**SOURCE MATERIAL:**
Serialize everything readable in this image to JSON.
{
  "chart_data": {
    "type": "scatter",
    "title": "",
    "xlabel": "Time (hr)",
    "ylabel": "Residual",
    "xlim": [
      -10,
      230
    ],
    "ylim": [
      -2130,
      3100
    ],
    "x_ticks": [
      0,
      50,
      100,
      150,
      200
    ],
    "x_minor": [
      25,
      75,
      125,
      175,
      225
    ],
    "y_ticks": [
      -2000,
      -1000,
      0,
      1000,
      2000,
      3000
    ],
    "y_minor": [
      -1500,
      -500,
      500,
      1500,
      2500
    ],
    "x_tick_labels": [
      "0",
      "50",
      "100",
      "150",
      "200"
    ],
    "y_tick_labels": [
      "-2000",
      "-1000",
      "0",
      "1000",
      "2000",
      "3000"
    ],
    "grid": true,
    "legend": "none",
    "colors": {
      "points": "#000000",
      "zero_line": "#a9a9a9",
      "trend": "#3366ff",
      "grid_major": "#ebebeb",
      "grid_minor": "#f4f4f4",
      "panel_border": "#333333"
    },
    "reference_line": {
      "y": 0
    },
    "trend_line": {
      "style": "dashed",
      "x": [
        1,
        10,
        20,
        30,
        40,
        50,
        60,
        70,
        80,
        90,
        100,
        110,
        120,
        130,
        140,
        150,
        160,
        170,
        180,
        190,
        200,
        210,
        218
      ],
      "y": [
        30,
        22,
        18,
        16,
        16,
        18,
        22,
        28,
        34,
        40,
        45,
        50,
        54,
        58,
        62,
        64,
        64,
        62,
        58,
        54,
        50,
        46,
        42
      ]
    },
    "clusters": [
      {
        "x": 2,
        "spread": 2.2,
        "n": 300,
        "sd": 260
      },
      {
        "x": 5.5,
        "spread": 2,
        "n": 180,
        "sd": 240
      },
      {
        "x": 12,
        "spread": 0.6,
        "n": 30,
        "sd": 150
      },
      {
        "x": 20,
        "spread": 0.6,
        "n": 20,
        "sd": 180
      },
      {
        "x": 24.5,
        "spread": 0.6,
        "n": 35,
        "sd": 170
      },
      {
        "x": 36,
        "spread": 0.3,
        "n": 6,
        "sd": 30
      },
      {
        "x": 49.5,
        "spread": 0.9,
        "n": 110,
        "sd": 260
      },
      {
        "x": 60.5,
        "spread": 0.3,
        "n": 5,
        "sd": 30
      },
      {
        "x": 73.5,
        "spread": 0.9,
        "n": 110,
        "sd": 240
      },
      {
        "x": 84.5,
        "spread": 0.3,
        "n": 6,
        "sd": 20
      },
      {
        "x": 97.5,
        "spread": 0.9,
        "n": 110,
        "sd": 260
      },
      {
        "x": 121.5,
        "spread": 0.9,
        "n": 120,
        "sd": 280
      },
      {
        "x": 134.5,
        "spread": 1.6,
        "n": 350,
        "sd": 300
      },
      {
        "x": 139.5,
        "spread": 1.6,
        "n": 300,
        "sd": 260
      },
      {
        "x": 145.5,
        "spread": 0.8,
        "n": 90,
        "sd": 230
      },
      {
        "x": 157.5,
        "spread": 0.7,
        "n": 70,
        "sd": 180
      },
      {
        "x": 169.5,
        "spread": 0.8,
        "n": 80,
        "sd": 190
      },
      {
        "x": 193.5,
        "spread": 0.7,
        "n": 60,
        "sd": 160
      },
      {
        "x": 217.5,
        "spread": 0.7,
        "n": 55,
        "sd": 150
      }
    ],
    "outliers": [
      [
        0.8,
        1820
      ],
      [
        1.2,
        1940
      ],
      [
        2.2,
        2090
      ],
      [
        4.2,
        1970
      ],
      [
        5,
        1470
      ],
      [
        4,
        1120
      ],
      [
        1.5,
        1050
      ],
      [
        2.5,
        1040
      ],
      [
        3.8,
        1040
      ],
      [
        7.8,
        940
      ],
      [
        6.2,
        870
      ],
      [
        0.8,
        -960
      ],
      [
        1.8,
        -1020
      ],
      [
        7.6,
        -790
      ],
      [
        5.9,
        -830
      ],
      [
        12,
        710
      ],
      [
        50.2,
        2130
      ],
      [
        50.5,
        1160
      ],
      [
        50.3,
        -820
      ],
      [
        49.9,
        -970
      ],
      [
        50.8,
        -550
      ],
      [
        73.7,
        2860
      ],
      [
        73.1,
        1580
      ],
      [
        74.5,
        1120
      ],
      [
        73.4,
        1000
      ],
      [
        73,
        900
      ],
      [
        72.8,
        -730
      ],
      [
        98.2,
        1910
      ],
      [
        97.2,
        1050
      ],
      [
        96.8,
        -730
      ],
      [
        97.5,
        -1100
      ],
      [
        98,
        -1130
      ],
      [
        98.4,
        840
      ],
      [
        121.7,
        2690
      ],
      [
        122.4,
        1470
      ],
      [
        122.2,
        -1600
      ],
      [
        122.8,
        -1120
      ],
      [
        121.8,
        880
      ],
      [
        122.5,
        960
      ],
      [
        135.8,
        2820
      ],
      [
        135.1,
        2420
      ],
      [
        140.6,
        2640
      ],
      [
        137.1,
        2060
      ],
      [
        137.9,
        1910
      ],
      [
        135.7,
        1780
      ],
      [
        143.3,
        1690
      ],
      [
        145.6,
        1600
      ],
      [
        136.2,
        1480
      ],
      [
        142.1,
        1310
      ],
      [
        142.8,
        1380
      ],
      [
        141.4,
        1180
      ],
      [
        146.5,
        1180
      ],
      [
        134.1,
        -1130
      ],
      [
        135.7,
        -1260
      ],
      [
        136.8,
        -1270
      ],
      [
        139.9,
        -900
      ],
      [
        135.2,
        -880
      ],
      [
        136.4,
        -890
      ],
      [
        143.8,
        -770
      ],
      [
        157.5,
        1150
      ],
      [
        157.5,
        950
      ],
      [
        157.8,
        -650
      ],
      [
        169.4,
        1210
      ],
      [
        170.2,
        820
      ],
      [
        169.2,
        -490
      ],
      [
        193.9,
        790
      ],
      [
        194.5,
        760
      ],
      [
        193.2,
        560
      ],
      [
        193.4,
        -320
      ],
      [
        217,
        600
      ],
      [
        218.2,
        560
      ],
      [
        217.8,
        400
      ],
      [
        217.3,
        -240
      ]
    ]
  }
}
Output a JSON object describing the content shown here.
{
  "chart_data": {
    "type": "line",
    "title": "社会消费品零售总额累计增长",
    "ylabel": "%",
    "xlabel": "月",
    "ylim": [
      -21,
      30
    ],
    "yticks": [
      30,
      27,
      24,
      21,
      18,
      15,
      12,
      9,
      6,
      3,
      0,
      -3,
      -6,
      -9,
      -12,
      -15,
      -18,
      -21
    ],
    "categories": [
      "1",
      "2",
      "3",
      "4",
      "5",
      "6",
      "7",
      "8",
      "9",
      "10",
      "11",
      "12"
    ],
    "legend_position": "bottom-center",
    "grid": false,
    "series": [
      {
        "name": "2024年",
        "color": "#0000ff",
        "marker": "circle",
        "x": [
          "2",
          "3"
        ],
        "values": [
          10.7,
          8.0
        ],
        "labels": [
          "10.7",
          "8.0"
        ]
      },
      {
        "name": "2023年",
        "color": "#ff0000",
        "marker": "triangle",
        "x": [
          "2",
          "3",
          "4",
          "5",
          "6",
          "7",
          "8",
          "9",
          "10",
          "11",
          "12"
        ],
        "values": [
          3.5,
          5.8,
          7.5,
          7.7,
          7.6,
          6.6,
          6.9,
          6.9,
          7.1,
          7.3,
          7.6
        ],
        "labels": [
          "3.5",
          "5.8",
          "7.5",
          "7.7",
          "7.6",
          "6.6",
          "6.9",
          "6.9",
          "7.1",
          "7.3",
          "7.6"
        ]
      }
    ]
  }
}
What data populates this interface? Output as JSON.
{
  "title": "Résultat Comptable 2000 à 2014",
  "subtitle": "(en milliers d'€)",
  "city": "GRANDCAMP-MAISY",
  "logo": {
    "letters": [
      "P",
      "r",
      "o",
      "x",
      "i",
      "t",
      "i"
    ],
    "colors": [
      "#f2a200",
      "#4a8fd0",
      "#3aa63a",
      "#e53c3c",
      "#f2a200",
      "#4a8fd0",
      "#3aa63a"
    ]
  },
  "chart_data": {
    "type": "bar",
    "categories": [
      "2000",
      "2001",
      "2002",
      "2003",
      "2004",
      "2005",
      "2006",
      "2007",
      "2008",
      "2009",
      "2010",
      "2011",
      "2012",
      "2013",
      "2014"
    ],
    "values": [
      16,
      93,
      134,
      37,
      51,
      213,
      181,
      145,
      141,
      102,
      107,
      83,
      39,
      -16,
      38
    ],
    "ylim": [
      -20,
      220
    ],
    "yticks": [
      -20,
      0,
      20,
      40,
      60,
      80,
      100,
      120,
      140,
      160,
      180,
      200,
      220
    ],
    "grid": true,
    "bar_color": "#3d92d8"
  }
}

**EXERCISE REQUIREMENTS:**
Go through the entries and return each line where the word "Output" appears.

**RESULT BELOW:**
Output a JSON object describing the content shown here.
What data populates this interface? Output as JSON.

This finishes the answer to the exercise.